* **Exercise details**
Copy the entries below word for word, leaving out the pictures.

* **Entries shown**
######

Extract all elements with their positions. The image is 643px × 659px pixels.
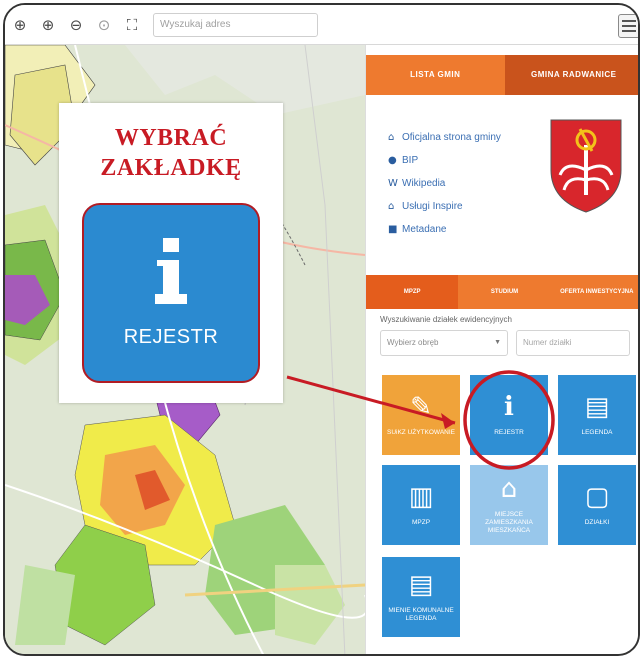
callout-title-line2: ZAKŁADKĘ [100, 155, 242, 181]
book-icon: ■ [388, 223, 398, 235]
bank-icon: ⌂ [388, 200, 395, 212]
map-toolbar: ⊕ ⊕ ⊖ ⊙ ⛶ Wyszukaj adres [5, 5, 638, 45]
instruction-callout: WYBRAĆ ZAKŁADKĘ REJESTR [59, 103, 283, 403]
link-label: Wikipedia [402, 177, 446, 189]
mid-tabs: MPZP STUDIUM OFERTA INWESTYCYJNA [366, 275, 638, 309]
house-icon: ⌂ [500, 474, 518, 504]
menu-icon[interactable] [618, 14, 638, 38]
obreb-select[interactable]: Wybierz obręb ▼ [380, 330, 508, 356]
link-label: Metadane [402, 223, 447, 235]
link-label: BIP [402, 154, 419, 166]
link-inspire[interactable]: ⌂ Usługi Inspire [388, 196, 538, 216]
parcel-number-input[interactable]: Numer działki [516, 330, 630, 356]
tile-label: MIENIE KOMUNALNE LEGENDA [388, 607, 454, 622]
link-wikipedia[interactable]: W Wikipedia [388, 173, 538, 193]
parcel-search-label: Wyszukiwanie działek ewidencyjnych [380, 315, 512, 324]
tab-oferta-inwestycyjna[interactable]: OFERTA INWESTYCYJNA [550, 275, 638, 309]
link-bip[interactable]: ● BIP [388, 150, 538, 170]
tile-label: SUiKZ UŻYTKOWANIE [386, 429, 455, 436]
side-panel: LISTA GMIN GMINA RADWANICE ⌂ Oficjalna s… [365, 45, 638, 654]
tab-lista-gmin[interactable]: LISTA GMIN [366, 55, 505, 95]
tile-label: DZIAŁKI [584, 519, 610, 526]
tile-label: LEGENDA [581, 429, 613, 436]
wikipedia-icon: W [388, 177, 398, 189]
link-label: Oficjalna strona gminy [402, 131, 501, 143]
obreb-select-value: Wybierz obręb [387, 338, 439, 347]
crosshair-icon[interactable]: ⊕ [9, 14, 31, 36]
tile-legenda[interactable]: ▤ LEGENDA [558, 375, 636, 455]
tile-mienie-komunalne[interactable]: ▤ MIENIE KOMUNALNE LEGENDA [382, 557, 460, 637]
callout-button-label: REJESTR [123, 325, 219, 348]
callout-rejestr-button: REJESTR [82, 203, 260, 383]
callout-title: WYBRAĆ ZAKŁADKĘ [59, 123, 283, 183]
square-icon: ▢ [584, 482, 610, 512]
tab-studium[interactable]: STUDIUM [458, 275, 551, 309]
tab-gmina-radwanice[interactable]: GMINA RADWANICE [504, 55, 638, 95]
map-legend-icon: ▤ [408, 570, 434, 600]
tile-miejsce-zamieszkania[interactable]: ⌂ MIEJSCE ZAMIESZKANIA MIESZKAŃCA [470, 465, 548, 545]
link-official-site[interactable]: ⌂ Oficjalna strona gminy [388, 127, 538, 147]
info-icon [151, 237, 191, 308]
tile-mpzp[interactable]: ▥ MPZP [382, 465, 460, 545]
link-metadata[interactable]: ■ Metadane [388, 219, 538, 239]
fullscreen-icon[interactable]: ⛶ [121, 14, 143, 36]
callout-title-line1: WYBRAĆ [114, 125, 228, 151]
tab-mpzp[interactable]: MPZP [366, 275, 459, 309]
tile-label: MPZP [411, 519, 431, 526]
chevron-down-icon: ▼ [494, 339, 501, 346]
compass-icon: ✎ [410, 392, 432, 422]
map-legend-icon: ▤ [584, 392, 610, 422]
screenshot-frame: ⊕ ⊕ ⊖ ⊙ ⛶ Wyszukaj adres LISTA GMIN GMIN… [3, 3, 640, 656]
zoom-out-icon[interactable]: ⊖ [65, 14, 87, 36]
link-label: Usługi Inspire [402, 200, 463, 212]
parcel-search-row: Wybierz obręb ▼ Numer działki [380, 330, 630, 356]
tile-rejestr[interactable]: i REJESTR [470, 375, 548, 455]
tile-label: MIEJSCE ZAMIESZKANIA MIESZKAŃCA [485, 511, 533, 534]
home-icon: ⌂ [388, 131, 395, 143]
tile-suikz[interactable]: ✎ SUiKZ UŻYTKOWANIE [382, 375, 460, 455]
coat-of-arms [550, 119, 622, 213]
address-search-input[interactable]: Wyszukaj adres [153, 12, 318, 37]
gmina-links: ⌂ Oficjalna strona gminy ● BIP W Wikiped… [388, 127, 538, 242]
tile-label: REJESTR [494, 429, 524, 436]
info-icon: ● [388, 154, 397, 166]
zoom-in-icon[interactable]: ⊕ [37, 14, 59, 36]
map-icon: ▥ [408, 482, 434, 512]
top-tabs: LISTA GMIN GMINA RADWANICE [366, 55, 638, 95]
zoom-reset-icon[interactable]: ⊙ [93, 14, 115, 36]
tile-dzialki[interactable]: ▢ DZIAŁKI [558, 465, 636, 545]
info-icon: i [504, 392, 514, 422]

######

* **Task output**
Extract all elements with their positions. The image is 643px × 659px pixels.
callout-title-line2: ZAKŁADKĘ [100, 155, 242, 181]
book-icon: ■ [388, 223, 398, 235]
bank-icon: ⌂ [388, 200, 395, 212]
map-toolbar: ⊕ ⊕ ⊖ ⊙ ⛶ Wyszukaj adres [5, 5, 638, 45]
instruction-callout: WYBRAĆ ZAKŁADKĘ REJESTR [59, 103, 283, 403]
link-label: Wikipedia [402, 177, 446, 189]
mid-tabs: MPZP STUDIUM OFERTA INWESTYCYJNA [366, 275, 638, 309]
house-icon: ⌂ [500, 474, 518, 504]
menu-icon[interactable] [618, 14, 638, 38]
obreb-select[interactable]: Wybierz obręb ▼ [380, 330, 508, 356]
link-label: Metadane [402, 223, 447, 235]
link-label: BIP [402, 154, 419, 166]
link-inspire[interactable]: ⌂ Usługi Inspire [388, 196, 538, 216]
parcel-number-input[interactable]: Numer działki [516, 330, 630, 356]
tile-label: MIENIE KOMUNALNE LEGENDA [388, 607, 454, 622]
link-wikipedia[interactable]: W Wikipedia [388, 173, 538, 193]
parcel-search-label: Wyszukiwanie działek ewidencyjnych [380, 315, 512, 324]
tab-oferta-inwestycyjna[interactable]: OFERTA INWESTYCYJNA [550, 275, 638, 309]
link-bip[interactable]: ● BIP [388, 150, 538, 170]
tile-label: SUiKZ UŻYTKOWANIE [386, 429, 455, 436]
side-panel: LISTA GMIN GMINA RADWANICE ⌂ Oficjalna s… [365, 45, 638, 654]
tab-lista-gmin[interactable]: LISTA GMIN [366, 55, 505, 95]
tile-label: DZIAŁKI [584, 519, 610, 526]
tile-label: LEGENDA [581, 429, 613, 436]
wikipedia-icon: W [388, 177, 398, 189]
link-label: Oficjalna strona gminy [402, 131, 501, 143]
obreb-select-value: Wybierz obręb [387, 338, 439, 347]
crosshair-icon[interactable]: ⊕ [9, 14, 31, 36]
tile-legenda[interactable]: ▤ LEGENDA [558, 375, 636, 455]
tile-mienie-komunalne[interactable]: ▤ MIENIE KOMUNALNE LEGENDA [382, 557, 460, 637]
callout-button-label: REJESTR [123, 325, 219, 348]
callout-rejestr-button: REJESTR [82, 203, 260, 383]
callout-title: WYBRAĆ ZAKŁADKĘ [59, 123, 283, 183]
square-icon: ▢ [584, 482, 610, 512]
tab-studium[interactable]: STUDIUM [458, 275, 551, 309]
tab-gmina-radwanice[interactable]: GMINA RADWANICE [504, 55, 638, 95]
map-legend-icon: ▤ [408, 570, 434, 600]
tile-miejsce-zamieszkania[interactable]: ⌂ MIEJSCE ZAMIESZKANIA MIESZKAŃCA [470, 465, 548, 545]
link-official-site[interactable]: ⌂ Oficjalna strona gminy [388, 127, 538, 147]
info-icon [151, 237, 191, 308]
tile-mpzp[interactable]: ▥ MPZP [382, 465, 460, 545]
link-metadata[interactable]: ■ Metadane [388, 219, 538, 239]
fullscreen-icon[interactable]: ⛶ [121, 14, 143, 36]
callout-title-line1: WYBRAĆ [114, 125, 228, 151]
tab-mpzp[interactable]: MPZP [366, 275, 459, 309]
tile-label: MPZP [411, 519, 431, 526]
chevron-down-icon: ▼ [494, 339, 501, 346]
compass-icon: ✎ [410, 392, 432, 422]
map-legend-icon: ▤ [584, 392, 610, 422]
screenshot-frame: ⊕ ⊕ ⊖ ⊙ ⛶ Wyszukaj adres LISTA GMIN GMIN… [3, 3, 640, 656]
zoom-out-icon[interactable]: ⊖ [65, 14, 87, 36]
link-label: Usługi Inspire [402, 200, 463, 212]
parcel-search-row: Wybierz obręb ▼ Numer działki [380, 330, 630, 356]
tile-rejestr[interactable]: i REJESTR [470, 375, 548, 455]
tile-label: MIEJSCE ZAMIESZKANIA MIESZKAŃCA [485, 511, 533, 534]
home-icon: ⌂ [388, 131, 395, 143]
tile-suikz[interactable]: ✎ SUiKZ UŻYTKOWANIE [382, 375, 460, 455]
coat-of-arms [550, 119, 622, 213]
address-search-input[interactable]: Wyszukaj adres [153, 12, 318, 37]
gmina-links: ⌂ Oficjalna strona gminy ● BIP W Wikiped… [388, 127, 538, 242]
tile-label: REJESTR [494, 429, 524, 436]
info-icon: ● [388, 154, 397, 166]
zoom-in-icon[interactable]: ⊕ [37, 14, 59, 36]
map-icon: ▥ [408, 482, 434, 512]
top-tabs: LISTA GMIN GMINA RADWANICE [366, 55, 638, 95]
zoom-reset-icon[interactable]: ⊙ [93, 14, 115, 36]
tile-dzialki[interactable]: ▢ DZIAŁKI [558, 465, 636, 545]
info-icon: i [504, 392, 514, 422]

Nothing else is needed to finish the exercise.